_GOAL_
Gather the lines below that include the string "根据元素周期表中的一格可知", copying each in full.

══════════

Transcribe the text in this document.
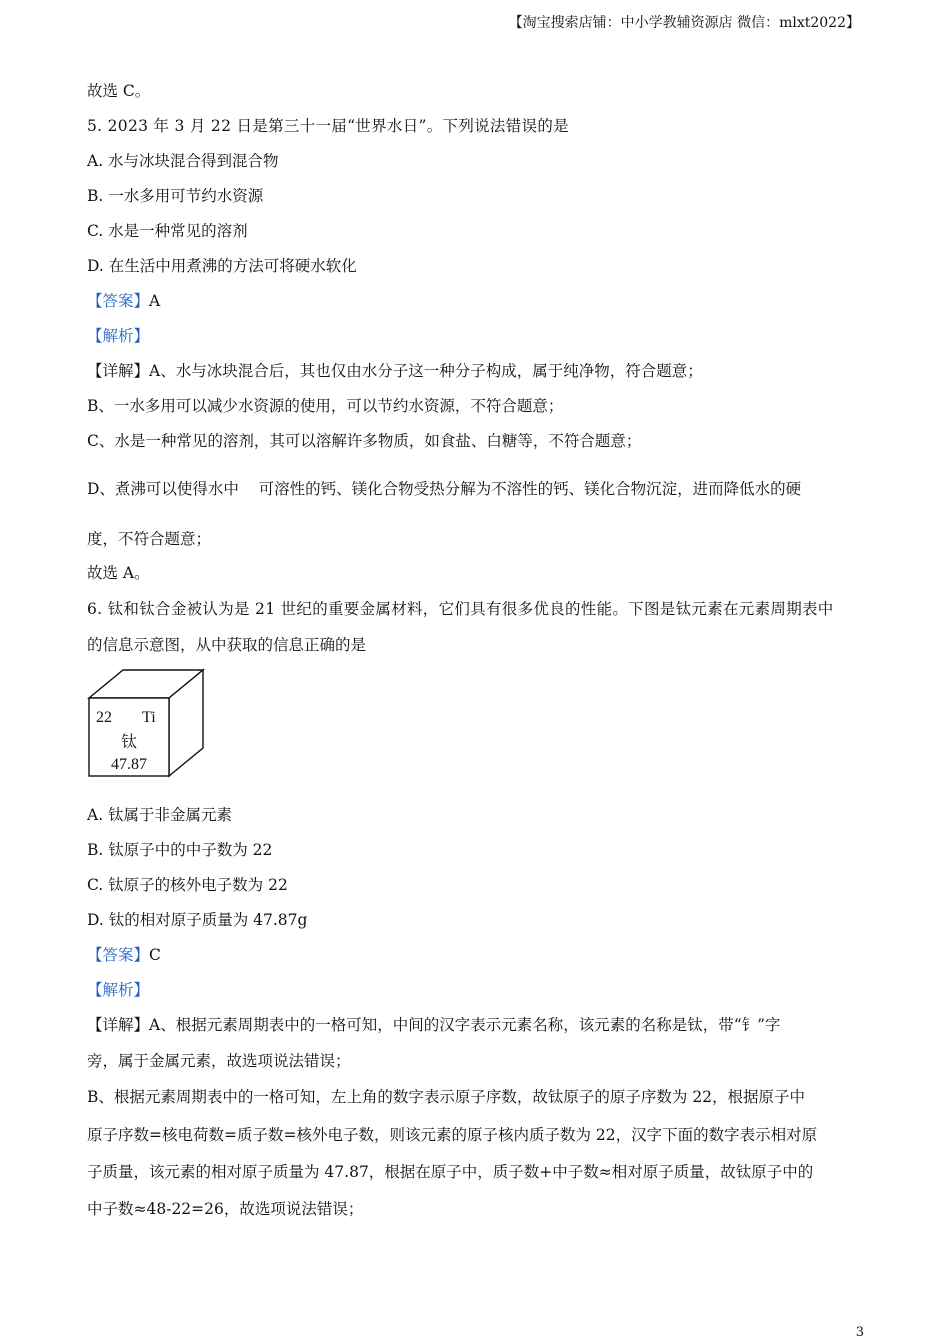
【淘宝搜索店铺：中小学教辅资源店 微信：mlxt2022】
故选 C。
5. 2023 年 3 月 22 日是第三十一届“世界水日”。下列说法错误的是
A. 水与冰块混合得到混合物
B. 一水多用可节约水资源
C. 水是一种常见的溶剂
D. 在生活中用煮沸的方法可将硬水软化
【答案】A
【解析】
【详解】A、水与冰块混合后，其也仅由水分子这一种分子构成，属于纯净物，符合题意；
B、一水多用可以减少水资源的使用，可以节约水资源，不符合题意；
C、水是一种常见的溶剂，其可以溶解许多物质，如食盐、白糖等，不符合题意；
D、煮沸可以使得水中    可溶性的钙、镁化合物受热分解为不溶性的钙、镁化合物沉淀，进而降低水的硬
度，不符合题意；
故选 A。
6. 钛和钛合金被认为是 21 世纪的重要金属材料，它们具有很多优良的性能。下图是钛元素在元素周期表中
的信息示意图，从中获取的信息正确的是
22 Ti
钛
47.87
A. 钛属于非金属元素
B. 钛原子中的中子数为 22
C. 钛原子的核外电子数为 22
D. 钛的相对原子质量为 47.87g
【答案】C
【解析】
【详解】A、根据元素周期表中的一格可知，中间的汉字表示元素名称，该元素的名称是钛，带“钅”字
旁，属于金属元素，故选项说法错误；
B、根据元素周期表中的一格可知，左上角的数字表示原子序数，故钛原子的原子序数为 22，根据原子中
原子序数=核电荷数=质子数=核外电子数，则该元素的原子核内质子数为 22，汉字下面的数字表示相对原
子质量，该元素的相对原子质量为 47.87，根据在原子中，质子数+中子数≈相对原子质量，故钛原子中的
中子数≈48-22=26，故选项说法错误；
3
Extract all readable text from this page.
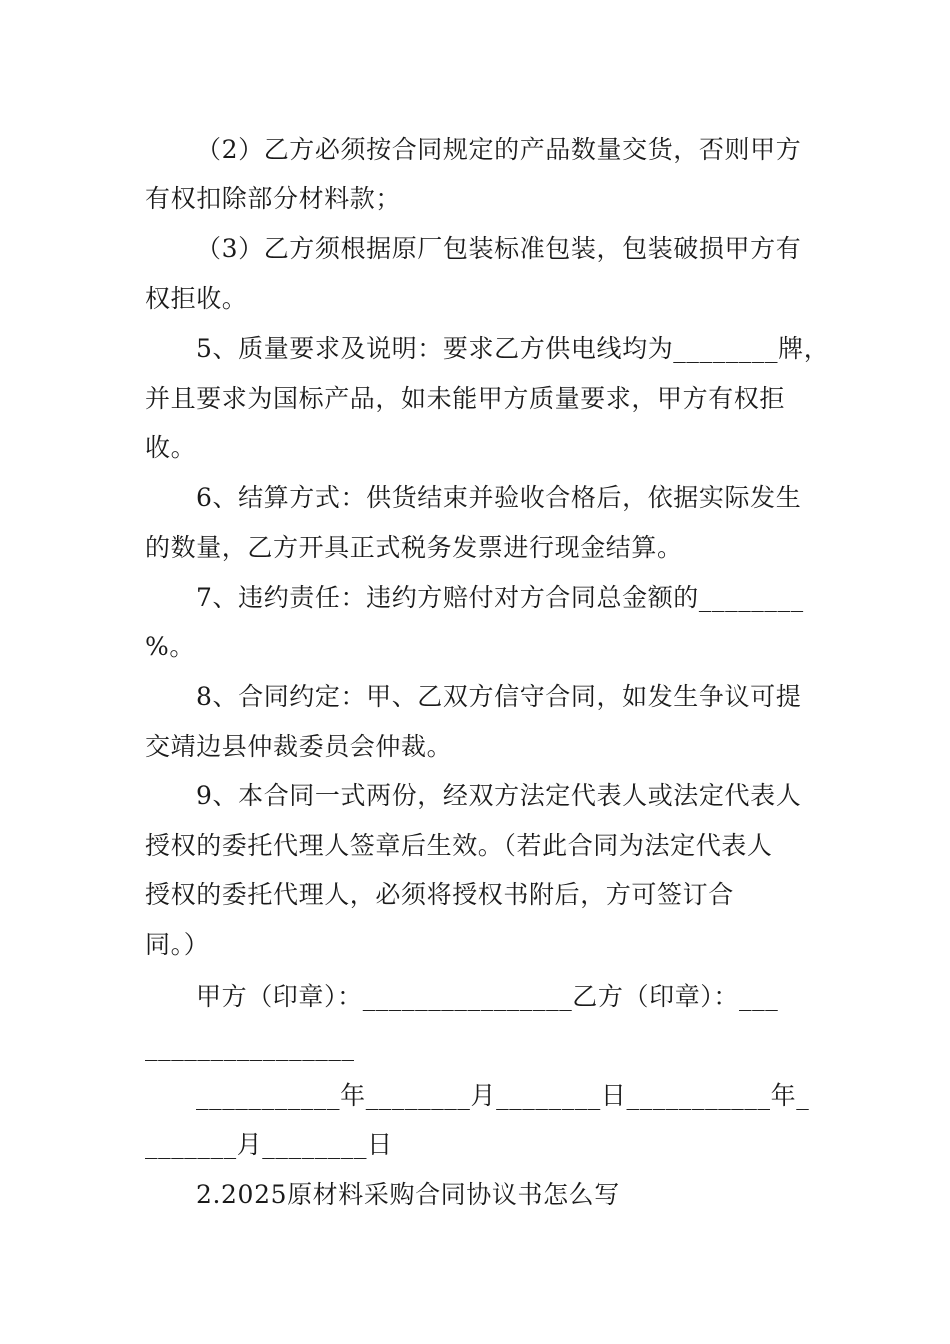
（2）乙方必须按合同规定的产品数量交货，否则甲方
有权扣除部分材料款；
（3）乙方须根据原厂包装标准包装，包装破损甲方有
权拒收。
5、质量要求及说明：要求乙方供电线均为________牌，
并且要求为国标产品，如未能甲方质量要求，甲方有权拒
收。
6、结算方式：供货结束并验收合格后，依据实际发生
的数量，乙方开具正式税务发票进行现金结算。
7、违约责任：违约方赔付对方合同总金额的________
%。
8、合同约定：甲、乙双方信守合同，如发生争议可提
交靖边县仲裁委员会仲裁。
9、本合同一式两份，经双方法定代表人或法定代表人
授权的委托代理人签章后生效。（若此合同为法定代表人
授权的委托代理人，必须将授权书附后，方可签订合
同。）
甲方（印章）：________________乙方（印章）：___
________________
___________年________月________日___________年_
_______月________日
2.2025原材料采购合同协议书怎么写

══════════

_RIGHT ANSWER_
【详解】A、根据元素周期表中的一格可知，中间的汉字表示元素名称，该元素的名称是钛，带“钅”字
B、根据元素周期表中的一格可知，左上角的数字表示原子序数，故钛原子的原子序数为 22，根据原子中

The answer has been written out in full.